— start —

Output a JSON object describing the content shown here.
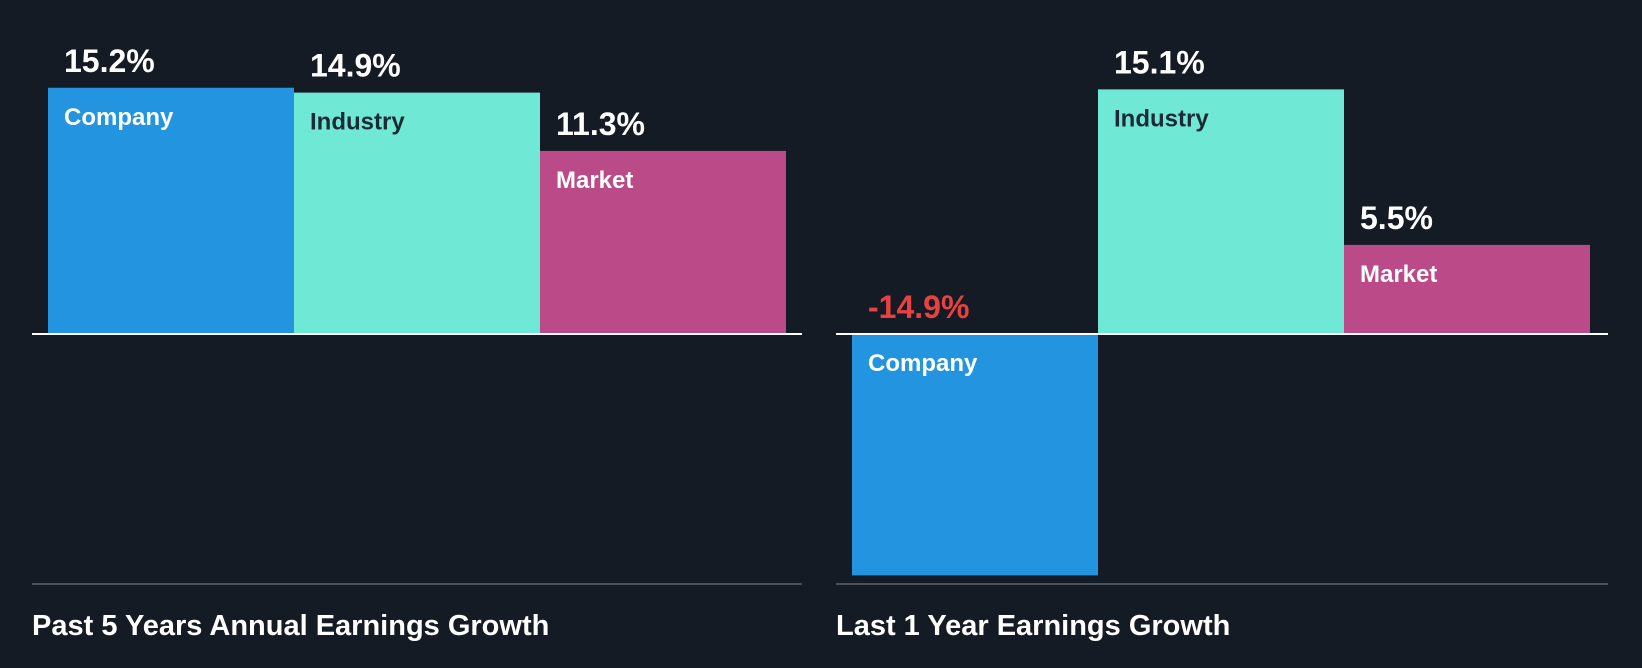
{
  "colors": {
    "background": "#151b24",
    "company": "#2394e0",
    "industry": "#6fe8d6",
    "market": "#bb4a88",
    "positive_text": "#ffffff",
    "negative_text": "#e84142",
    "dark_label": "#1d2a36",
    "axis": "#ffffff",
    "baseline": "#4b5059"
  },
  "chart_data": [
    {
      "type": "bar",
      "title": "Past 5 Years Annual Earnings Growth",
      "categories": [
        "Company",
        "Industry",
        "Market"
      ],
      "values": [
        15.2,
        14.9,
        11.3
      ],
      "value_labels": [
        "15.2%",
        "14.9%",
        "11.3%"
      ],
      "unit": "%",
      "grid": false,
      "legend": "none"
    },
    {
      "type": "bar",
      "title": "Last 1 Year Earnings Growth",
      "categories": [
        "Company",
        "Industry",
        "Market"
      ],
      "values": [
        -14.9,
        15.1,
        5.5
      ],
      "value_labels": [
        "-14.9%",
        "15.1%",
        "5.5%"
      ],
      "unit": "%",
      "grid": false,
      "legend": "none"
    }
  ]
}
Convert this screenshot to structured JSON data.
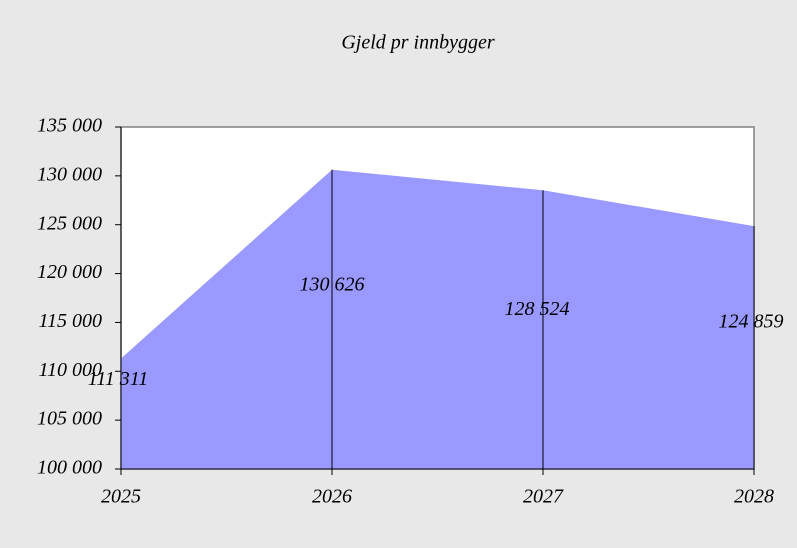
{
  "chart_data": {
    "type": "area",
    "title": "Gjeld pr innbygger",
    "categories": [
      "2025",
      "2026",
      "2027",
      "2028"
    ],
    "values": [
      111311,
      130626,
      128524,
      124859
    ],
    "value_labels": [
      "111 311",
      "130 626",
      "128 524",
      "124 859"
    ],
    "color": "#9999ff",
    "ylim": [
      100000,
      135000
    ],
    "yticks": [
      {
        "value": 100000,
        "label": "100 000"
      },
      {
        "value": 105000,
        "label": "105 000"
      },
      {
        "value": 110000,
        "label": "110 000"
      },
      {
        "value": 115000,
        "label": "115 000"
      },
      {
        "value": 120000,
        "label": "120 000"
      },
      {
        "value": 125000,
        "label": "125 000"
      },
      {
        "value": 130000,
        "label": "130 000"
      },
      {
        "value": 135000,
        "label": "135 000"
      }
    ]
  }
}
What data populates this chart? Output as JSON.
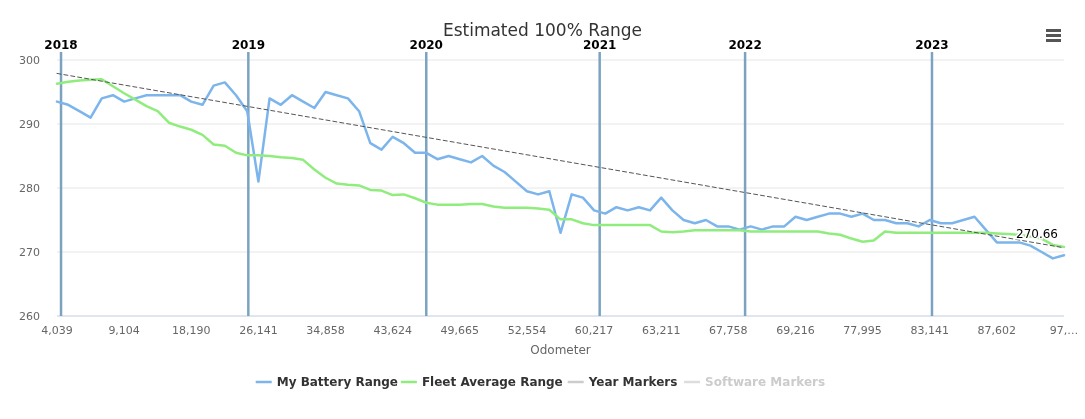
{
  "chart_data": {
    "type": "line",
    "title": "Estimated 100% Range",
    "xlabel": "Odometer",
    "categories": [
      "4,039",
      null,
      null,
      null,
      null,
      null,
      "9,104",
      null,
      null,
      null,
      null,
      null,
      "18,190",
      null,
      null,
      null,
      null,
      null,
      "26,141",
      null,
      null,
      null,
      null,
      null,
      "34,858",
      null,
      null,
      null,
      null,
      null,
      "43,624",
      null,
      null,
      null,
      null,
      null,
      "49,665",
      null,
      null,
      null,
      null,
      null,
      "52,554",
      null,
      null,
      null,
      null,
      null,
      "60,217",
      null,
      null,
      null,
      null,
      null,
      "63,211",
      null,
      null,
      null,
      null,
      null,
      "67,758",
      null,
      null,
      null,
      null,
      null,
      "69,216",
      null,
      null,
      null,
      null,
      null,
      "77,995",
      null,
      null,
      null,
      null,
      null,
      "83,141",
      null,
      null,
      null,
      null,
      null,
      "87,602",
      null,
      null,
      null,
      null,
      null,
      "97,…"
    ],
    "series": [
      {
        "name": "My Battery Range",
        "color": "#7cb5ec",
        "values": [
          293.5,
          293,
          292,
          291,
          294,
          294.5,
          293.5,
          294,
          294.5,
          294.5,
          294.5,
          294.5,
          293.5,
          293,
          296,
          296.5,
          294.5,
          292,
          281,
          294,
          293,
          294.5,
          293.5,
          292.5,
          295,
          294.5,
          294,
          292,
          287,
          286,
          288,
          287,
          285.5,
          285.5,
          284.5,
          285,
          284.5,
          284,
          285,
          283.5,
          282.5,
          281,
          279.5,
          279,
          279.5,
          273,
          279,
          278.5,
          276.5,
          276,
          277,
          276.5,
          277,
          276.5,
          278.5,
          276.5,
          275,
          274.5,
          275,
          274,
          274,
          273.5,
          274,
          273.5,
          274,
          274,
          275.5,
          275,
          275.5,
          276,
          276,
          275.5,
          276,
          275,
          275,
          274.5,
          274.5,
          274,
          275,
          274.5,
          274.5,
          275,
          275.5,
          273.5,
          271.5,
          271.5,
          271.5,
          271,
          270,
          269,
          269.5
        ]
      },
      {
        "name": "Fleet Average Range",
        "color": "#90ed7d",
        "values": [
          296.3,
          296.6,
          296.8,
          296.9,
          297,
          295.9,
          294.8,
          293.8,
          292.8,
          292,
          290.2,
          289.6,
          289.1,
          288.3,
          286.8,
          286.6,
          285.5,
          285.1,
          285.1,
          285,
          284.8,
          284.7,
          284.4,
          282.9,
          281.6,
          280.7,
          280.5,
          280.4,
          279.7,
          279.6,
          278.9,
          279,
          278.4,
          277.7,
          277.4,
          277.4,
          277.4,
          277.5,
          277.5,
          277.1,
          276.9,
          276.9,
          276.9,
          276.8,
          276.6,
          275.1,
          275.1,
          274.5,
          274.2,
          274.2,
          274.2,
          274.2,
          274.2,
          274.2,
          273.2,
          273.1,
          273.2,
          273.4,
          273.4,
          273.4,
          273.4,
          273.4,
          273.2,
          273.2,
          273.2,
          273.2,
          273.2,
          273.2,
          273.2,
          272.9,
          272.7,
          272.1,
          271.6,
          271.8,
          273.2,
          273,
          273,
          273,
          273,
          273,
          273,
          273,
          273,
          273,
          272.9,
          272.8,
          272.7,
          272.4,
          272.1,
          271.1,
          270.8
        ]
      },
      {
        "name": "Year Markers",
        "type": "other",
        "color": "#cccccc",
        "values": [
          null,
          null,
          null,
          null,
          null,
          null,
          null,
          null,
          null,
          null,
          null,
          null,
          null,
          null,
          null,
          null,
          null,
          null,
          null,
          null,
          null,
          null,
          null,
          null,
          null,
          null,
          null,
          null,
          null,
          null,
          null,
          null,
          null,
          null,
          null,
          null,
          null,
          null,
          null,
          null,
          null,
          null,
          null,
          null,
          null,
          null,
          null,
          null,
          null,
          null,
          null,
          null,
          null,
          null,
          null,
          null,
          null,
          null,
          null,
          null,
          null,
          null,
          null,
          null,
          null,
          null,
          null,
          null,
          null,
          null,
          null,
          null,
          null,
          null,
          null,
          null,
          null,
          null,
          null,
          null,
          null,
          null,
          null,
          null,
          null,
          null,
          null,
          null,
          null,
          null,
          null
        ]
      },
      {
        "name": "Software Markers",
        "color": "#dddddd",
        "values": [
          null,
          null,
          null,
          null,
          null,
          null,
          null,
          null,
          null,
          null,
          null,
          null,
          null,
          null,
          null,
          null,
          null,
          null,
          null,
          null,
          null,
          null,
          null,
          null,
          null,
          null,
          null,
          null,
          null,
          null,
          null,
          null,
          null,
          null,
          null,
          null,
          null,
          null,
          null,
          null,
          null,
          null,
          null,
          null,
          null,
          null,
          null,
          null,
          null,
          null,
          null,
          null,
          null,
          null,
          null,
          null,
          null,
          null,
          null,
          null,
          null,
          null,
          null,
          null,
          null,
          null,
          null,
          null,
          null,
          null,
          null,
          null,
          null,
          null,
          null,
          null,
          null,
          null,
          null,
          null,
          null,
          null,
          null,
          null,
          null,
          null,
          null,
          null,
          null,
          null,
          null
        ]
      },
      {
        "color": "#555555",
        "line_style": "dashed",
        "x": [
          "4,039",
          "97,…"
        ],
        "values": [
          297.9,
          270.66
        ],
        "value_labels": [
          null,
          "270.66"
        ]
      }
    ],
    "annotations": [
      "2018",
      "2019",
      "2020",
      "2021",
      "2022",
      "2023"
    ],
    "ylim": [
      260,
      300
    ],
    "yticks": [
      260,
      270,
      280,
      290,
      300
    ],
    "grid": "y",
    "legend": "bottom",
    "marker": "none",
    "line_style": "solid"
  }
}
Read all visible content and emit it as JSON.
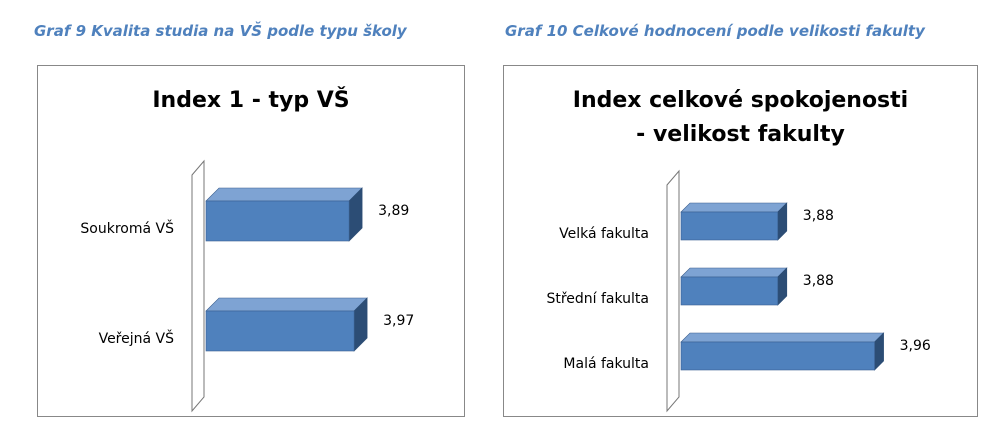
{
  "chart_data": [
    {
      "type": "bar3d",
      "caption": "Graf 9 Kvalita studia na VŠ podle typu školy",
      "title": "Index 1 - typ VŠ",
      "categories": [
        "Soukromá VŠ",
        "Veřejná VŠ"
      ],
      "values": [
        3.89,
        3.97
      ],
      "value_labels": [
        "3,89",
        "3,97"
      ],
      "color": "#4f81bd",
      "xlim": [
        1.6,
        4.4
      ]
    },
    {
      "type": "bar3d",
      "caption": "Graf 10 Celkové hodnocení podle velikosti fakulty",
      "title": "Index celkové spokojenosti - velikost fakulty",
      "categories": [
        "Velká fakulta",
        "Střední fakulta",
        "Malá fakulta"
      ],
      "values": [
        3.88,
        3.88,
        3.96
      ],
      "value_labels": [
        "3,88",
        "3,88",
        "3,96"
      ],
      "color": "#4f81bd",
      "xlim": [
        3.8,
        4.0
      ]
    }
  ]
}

— end —

_What to produce_
Report only the number of lines in the listing that contain the word "Markers".

_Exercise answer_
2